[A block of data]
.....

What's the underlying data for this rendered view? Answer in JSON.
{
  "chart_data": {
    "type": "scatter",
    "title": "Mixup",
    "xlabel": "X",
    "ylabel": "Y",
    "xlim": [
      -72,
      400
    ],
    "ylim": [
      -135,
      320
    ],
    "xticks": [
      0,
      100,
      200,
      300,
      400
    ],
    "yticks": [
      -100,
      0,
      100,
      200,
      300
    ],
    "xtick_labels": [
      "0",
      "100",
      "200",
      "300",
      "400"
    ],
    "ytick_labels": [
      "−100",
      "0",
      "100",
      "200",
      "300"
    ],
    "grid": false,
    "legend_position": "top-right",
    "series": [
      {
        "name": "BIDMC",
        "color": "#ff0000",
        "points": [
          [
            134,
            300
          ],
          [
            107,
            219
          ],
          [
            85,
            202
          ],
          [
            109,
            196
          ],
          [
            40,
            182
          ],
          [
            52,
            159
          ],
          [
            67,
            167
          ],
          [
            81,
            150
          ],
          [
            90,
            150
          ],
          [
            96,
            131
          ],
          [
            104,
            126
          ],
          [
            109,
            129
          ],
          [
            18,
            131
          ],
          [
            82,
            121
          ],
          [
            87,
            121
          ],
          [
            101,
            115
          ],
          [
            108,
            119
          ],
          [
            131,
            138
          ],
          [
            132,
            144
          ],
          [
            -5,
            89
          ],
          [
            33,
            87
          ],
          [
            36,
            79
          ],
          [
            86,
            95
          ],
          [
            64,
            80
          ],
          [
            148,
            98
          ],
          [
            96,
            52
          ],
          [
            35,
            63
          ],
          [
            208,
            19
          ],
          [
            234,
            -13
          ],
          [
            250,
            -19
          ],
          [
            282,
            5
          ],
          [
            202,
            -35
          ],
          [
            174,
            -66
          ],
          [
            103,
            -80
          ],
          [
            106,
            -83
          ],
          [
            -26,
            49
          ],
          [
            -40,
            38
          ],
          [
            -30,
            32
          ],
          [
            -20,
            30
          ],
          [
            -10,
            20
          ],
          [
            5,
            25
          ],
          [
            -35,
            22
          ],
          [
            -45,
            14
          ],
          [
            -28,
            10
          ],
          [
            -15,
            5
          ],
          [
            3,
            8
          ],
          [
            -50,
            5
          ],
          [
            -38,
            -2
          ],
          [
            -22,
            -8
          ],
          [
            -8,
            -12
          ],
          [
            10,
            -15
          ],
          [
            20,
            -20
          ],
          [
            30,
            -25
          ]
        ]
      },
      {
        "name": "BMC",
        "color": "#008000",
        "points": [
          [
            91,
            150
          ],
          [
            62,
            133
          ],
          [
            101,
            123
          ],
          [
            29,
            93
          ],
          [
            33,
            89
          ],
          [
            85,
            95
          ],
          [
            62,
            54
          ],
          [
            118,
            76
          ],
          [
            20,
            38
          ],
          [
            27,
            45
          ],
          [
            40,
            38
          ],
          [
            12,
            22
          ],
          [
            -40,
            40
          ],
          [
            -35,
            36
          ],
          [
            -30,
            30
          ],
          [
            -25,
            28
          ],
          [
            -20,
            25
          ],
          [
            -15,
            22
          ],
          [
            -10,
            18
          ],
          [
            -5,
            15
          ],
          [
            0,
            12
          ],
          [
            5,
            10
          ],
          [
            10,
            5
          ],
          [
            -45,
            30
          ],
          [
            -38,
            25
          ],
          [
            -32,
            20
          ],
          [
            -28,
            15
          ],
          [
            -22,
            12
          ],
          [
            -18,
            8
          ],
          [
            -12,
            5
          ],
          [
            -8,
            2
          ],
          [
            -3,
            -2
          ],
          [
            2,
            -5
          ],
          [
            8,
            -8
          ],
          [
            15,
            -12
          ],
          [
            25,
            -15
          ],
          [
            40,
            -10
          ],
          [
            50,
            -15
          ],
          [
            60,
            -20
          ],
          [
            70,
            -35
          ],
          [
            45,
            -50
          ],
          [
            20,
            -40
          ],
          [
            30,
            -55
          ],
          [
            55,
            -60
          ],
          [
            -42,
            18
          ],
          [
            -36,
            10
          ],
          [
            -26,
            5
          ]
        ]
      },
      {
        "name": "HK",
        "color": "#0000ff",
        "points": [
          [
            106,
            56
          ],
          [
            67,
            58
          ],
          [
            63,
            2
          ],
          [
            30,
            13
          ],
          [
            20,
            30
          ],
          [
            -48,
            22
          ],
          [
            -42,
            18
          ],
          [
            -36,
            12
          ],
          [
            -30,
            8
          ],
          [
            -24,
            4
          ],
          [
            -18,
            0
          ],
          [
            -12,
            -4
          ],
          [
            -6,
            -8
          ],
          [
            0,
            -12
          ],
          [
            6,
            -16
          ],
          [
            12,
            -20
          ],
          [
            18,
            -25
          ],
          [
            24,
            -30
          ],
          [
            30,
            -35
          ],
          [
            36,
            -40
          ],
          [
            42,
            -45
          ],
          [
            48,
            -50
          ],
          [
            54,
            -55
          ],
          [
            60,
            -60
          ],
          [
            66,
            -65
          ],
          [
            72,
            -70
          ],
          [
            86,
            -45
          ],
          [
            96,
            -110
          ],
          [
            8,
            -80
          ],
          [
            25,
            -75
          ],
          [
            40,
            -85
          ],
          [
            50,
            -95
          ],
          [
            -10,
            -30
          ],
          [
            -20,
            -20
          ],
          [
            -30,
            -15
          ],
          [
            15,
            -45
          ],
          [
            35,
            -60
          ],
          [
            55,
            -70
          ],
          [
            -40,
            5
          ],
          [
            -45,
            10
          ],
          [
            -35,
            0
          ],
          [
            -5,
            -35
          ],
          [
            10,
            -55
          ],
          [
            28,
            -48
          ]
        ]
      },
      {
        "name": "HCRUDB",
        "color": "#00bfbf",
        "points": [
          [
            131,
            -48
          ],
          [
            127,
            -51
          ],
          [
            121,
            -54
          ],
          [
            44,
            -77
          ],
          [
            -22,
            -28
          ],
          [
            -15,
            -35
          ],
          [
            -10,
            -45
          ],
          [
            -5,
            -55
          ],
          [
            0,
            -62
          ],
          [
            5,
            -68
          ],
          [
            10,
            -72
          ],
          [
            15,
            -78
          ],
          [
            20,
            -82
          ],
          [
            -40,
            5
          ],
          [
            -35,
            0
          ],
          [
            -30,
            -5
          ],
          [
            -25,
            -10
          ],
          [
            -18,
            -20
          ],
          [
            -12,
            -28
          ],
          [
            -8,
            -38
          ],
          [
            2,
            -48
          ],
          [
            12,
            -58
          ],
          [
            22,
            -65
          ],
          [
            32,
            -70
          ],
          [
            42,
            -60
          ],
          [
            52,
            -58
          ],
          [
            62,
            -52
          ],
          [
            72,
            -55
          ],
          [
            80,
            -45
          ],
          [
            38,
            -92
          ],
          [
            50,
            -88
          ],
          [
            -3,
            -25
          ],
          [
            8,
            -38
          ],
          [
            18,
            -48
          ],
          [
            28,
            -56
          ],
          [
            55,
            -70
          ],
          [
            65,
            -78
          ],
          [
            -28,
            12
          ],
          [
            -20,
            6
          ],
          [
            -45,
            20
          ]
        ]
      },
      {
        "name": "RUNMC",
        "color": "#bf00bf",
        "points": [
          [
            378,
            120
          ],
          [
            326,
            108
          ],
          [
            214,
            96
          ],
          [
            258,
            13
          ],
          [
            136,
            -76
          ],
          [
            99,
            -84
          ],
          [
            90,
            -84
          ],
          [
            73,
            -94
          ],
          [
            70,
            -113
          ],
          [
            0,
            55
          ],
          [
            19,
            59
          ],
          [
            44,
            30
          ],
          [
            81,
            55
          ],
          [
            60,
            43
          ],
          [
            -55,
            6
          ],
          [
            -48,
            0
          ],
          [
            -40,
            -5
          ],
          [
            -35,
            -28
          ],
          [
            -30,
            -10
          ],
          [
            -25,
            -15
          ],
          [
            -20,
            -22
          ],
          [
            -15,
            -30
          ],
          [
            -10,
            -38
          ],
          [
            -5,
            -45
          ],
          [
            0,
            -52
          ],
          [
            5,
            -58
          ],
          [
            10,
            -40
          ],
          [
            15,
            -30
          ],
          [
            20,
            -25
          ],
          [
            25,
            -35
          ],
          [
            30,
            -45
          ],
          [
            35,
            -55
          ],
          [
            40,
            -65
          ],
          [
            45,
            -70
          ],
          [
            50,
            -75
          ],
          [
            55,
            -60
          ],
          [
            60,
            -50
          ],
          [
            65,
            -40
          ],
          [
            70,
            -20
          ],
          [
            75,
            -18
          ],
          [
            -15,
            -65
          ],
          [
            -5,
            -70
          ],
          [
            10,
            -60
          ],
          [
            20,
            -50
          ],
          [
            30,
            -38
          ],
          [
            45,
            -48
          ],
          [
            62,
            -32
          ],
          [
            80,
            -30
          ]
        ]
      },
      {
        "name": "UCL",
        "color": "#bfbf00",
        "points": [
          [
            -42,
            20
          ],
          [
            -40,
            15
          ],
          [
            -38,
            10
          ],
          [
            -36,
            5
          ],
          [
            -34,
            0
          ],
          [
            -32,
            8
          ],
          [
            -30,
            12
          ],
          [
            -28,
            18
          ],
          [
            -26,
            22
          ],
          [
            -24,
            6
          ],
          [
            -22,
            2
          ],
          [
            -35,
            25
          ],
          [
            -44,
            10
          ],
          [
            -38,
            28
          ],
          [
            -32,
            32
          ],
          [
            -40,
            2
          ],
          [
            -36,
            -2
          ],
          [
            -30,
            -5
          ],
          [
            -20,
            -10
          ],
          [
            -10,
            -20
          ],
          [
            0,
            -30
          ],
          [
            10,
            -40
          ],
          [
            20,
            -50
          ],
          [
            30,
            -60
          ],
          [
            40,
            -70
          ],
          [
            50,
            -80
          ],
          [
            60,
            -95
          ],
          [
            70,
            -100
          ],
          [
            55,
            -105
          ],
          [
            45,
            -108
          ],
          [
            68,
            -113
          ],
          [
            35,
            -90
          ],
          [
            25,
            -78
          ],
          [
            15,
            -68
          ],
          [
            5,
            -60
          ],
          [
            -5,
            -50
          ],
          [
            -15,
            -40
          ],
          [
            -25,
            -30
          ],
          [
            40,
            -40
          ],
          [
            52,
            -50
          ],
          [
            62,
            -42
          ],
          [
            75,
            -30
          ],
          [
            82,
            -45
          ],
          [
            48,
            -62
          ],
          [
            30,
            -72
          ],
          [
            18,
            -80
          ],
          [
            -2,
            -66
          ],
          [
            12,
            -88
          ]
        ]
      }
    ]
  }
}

.....

◆ **Problem statement**:
Copy every line in the entries above that has the string "name" in it.

◆ **Exercise answer**:
        "name": "BIDMC",
        "name": "BMC",
        "name": "HK",
        "name": "HCRUDB",
        "name": "RUNMC",
        "name": "UCL",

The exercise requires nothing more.